• **REQUIRED WORK**
The answer should be one number: how many lines in the records below contain the word "more".

--- DATA FOR ANALYSIS ---

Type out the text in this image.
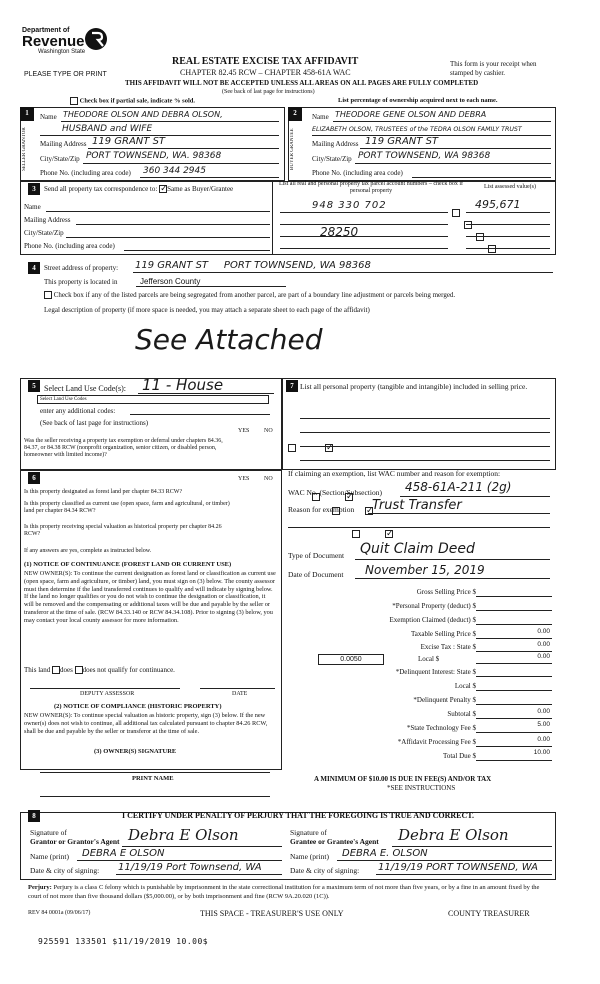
Department of
Revenue
Washington State
PLEASE TYPE OR PRINT
REAL ESTATE EXCISE TAX AFFIDAVIT
CHAPTER 82.45 RCW – CHAPTER 458-61A WAC
THIS AFFIDAVIT WILL NOT BE ACCEPTED UNLESS ALL AREAS ON ALL PAGES ARE FULLY COMPLETED
This form is your receipt when stamped by cashier.
(See back of last page for instructions)
Check box if partial sale, indicate % sold.	List percentage of ownership acquired next to each name.
1
SELLER GRANTOR
Name THEODORE OLSON AND DEBRA OLSON,
HUSBAND and WIFE
Mailing Address 119 GRANT ST
City/State/Zip PORT TOWNSEND, WA. 98368
Phone No. (including area code) 360 344 2945
2
BUYER GRANTEE
Name THEODORE GENE OLSON AND DEBRA
ELIZABETH OLSON, TRUSTEES of the TEDRA OLSON FAMILY TRUST
Mailing Address 119 GRANT ST
City/State/Zip PORT TOWNSEND, WA 98368
Phone No. (including area code)
3	Send all property tax correspondence to: ✓ Same as Buyer/Grantee
Name
Mailing Address
City/State/Zip
Phone No. (including area code)
List all real and personal property tax parcel account numbers – check box if personal property
List assessed value(s)
948 330 702	495,671
28250

4	Street address of property: 119 GRANT ST     PORT TOWNSEND, WA 98368
This property is located in	Jefferson County
Check box if any of the listed parcels are being segregated from another parcel, are part of a boundary line adjustment or parcels being merged.
Legal description of property (if more space is needed, you may attach a separate sheet to each page of the affidavit)
See Attached
5	Select Land Use Code(s): 11 - House
Select Land Use Codes
enter any additional codes:
(See back of last page for instructions)
YES NO
Was the seller receiving a property tax exemption or deferral under chapters 84.36, 84.37, or 84.38 RCW (nonprofit organization, senior citizen, or disabled person, homeowner with limited income)?
✓
6	YES NO
Is this property designated as forest land per chapter 84.33 RCW?
✓
Is this property classified as current use (open space, farm and agricultural, or timber) land per chapter 84.34 RCW?
✓
Is this property receiving special valuation as historical property per chapter 84.26 RCW?
✓
If any answers are yes, complete as instructed below.
(1) NOTICE OF CONTINUANCE (FOREST LAND OR CURRENT USE)
NEW OWNER(S): To continue the current designation as forest land or classification as current use (open space, farm and agriculture, or timber) land, you must sign on (3) below. The county assessor must then determine if the land transferred continues to qualify and will indicate by signing below. If the land no longer qualifies or you do not wish to continue the designation or classification, it will be removed and the compensating or additional taxes will be due and payable by the seller or transferor at the time of sale. (RCW 84.33.140 or RCW 84.34.108). Prior to signing (3) below, you may contact your local county assessor for more information.
This land does does not qualify for continuance.
DEPUTY ASSESSOR	DATE
(2) NOTICE OF COMPLIANCE (HISTORIC PROPERTY)
NEW OWNER(S): To continue special valuation as historic property, sign (3) below. If the new owner(s) does not wish to continue, all additional tax calculated pursuant to chapter 84.26 RCW, shall be due and payable by the seller or transferor at the time of sale.
(3) OWNER(S) SIGNATURE
PRINT NAME
7 List all personal property (tangible and intangible) included in selling price.
If claiming an exemption, list WAC number and reason for exemption:
WAC No. (Section/Subsection) 458-61A-211 (2g)
Reason for exemption Trust Transfer
Type of Document Quit Claim Deed
Date of Document November 15, 2019
Gross Selling Price $
*Personal Property (deduct) $
Exemption Claimed (deduct) $
Taxable Selling Price $	0.00
Excise Tax : State $	0.00
0.0050	Local $	0.00
*Delinquent Interest: State $
Local $
*Delinquent Penalty $
Subtotal $	0.00
*State Technology Fee $	5.00
*Affidavit Processing Fee $	0.00
Total Due $	10.00
A MINIMUM OF $10.00 IS DUE IN FEE(S) AND/OR TAX
*SEE INSTRUCTIONS
8	I CERTIFY UNDER PENALTY OF PERJURY THAT THE FOREGOING IS TRUE AND CORRECT.
Signature of
Grantor or Grantor's Agent Debra E Olson
Name (print) DEBRA E OLSON
Date & city of signing: 11/19/19 Port Townsend, WA
Signature of
Grantee or Grantee's Agent Debra E Olson
Name (print) DEBRA E. OLSON
Date & city of signing: 11/19/19 PORT TOWNSEND, WA
Perjury: Perjury is a class C felony which is punishable by imprisonment in the state correctional institution for a maximum term of not more than five years, or by a fine in an amount fixed by the court of not more than five thousand dollars ($5,000.00), or by both imprisonment and fine (RCW 9A.20.020 (1C)).
REV 84 0001a (09/06/17)	THIS SPACE - TREASURER'S USE ONLY	COUNTY TREASURER
925591 133501 $11/19/2019 10.00$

---

• **TASK RESULT**
3